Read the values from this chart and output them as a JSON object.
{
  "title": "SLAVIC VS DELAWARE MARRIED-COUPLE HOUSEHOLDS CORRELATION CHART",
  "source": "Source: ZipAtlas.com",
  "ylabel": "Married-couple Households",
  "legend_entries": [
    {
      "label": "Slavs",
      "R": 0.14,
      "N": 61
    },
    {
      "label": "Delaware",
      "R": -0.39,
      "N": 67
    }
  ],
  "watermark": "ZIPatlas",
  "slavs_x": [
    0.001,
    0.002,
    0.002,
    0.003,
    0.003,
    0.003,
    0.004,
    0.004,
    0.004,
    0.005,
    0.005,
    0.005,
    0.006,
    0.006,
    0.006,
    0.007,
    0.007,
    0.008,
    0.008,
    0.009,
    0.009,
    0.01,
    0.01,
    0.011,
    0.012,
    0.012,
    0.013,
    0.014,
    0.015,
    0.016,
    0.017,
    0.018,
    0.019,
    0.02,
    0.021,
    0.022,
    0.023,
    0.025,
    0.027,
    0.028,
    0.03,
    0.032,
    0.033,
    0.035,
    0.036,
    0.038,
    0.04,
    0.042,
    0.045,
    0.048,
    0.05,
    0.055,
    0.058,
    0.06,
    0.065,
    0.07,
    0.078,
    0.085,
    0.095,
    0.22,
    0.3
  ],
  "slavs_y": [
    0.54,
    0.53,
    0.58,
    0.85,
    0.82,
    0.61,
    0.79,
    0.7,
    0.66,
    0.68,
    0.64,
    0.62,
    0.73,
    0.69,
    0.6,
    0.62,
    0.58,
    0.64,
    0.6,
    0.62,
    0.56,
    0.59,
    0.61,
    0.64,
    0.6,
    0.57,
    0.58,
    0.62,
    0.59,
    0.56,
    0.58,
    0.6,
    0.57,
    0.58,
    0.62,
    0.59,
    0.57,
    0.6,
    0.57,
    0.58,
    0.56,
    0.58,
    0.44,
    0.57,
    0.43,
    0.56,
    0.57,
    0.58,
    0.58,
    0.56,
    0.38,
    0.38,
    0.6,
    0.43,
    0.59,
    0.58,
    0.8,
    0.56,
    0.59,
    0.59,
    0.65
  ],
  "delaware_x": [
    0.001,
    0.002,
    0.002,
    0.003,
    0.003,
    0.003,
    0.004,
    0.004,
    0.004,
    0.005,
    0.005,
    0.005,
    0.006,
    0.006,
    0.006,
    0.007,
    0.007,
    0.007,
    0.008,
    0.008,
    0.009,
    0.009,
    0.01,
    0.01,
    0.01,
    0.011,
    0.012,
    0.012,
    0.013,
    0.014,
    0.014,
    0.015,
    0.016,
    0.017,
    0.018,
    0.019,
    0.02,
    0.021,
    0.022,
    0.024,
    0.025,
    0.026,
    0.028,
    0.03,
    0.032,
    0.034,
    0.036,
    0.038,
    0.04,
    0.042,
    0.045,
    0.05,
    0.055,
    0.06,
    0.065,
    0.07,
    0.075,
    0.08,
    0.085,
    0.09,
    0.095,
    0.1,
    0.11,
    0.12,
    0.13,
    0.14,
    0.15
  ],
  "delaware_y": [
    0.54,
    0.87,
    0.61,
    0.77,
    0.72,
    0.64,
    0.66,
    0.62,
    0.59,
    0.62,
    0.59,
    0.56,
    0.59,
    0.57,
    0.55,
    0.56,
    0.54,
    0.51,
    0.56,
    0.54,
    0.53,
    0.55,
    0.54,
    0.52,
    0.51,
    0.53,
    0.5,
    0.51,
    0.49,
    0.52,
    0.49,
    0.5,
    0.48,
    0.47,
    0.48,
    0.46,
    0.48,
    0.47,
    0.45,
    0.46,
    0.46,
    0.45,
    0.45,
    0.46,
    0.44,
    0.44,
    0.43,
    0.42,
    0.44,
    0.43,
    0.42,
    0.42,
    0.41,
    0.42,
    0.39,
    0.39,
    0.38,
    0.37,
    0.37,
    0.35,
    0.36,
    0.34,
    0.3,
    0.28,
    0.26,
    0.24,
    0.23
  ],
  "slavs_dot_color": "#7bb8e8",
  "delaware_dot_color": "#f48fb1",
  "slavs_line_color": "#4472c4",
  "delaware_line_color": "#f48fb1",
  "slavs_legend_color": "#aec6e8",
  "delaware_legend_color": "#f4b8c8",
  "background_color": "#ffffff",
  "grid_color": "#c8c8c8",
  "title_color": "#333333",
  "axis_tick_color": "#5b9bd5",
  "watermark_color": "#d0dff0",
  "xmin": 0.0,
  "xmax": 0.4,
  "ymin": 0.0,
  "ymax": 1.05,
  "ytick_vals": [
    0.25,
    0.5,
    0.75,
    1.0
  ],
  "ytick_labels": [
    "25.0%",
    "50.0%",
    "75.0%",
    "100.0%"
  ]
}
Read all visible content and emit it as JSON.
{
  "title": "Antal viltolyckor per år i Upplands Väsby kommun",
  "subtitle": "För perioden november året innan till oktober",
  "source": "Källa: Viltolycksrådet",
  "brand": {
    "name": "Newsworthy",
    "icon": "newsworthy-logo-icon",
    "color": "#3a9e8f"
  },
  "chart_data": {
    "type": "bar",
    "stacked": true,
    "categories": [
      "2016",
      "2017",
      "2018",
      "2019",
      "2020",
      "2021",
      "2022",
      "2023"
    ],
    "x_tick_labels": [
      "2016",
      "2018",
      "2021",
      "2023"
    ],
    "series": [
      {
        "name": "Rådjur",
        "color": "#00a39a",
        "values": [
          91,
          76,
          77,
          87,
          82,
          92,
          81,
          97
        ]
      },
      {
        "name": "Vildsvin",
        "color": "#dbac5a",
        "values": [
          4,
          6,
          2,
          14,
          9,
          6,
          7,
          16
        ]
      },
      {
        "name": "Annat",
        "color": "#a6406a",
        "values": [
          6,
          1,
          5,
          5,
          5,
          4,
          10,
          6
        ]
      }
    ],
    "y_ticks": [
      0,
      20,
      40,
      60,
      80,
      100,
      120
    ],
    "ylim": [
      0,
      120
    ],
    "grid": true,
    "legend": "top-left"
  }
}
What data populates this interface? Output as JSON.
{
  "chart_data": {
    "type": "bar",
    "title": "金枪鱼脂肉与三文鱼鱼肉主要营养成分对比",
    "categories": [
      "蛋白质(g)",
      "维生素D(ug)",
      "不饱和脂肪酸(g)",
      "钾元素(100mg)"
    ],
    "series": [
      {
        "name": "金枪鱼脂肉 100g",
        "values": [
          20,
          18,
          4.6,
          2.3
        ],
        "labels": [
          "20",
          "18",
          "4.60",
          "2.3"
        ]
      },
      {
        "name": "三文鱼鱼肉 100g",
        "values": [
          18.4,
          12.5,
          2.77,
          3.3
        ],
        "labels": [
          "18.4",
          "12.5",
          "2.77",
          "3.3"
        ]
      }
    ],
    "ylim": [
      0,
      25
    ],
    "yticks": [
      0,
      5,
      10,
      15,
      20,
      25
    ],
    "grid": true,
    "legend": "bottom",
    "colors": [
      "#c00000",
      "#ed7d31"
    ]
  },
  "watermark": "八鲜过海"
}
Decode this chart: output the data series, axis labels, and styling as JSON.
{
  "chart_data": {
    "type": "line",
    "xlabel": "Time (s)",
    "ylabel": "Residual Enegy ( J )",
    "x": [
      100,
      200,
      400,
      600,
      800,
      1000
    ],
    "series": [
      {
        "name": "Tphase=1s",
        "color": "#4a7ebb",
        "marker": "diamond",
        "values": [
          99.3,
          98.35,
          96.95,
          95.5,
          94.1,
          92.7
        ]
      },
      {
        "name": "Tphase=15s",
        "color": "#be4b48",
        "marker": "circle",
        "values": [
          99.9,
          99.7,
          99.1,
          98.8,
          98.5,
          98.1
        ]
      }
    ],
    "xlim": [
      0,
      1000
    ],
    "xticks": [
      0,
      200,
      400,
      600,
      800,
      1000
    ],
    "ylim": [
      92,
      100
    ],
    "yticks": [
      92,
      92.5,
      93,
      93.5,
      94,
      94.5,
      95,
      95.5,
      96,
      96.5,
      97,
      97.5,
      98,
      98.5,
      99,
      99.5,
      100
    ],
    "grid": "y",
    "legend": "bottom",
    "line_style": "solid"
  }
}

#### Work to do
Say how many lines contain the string "source", giving nothing but the count.

#### Task solution
2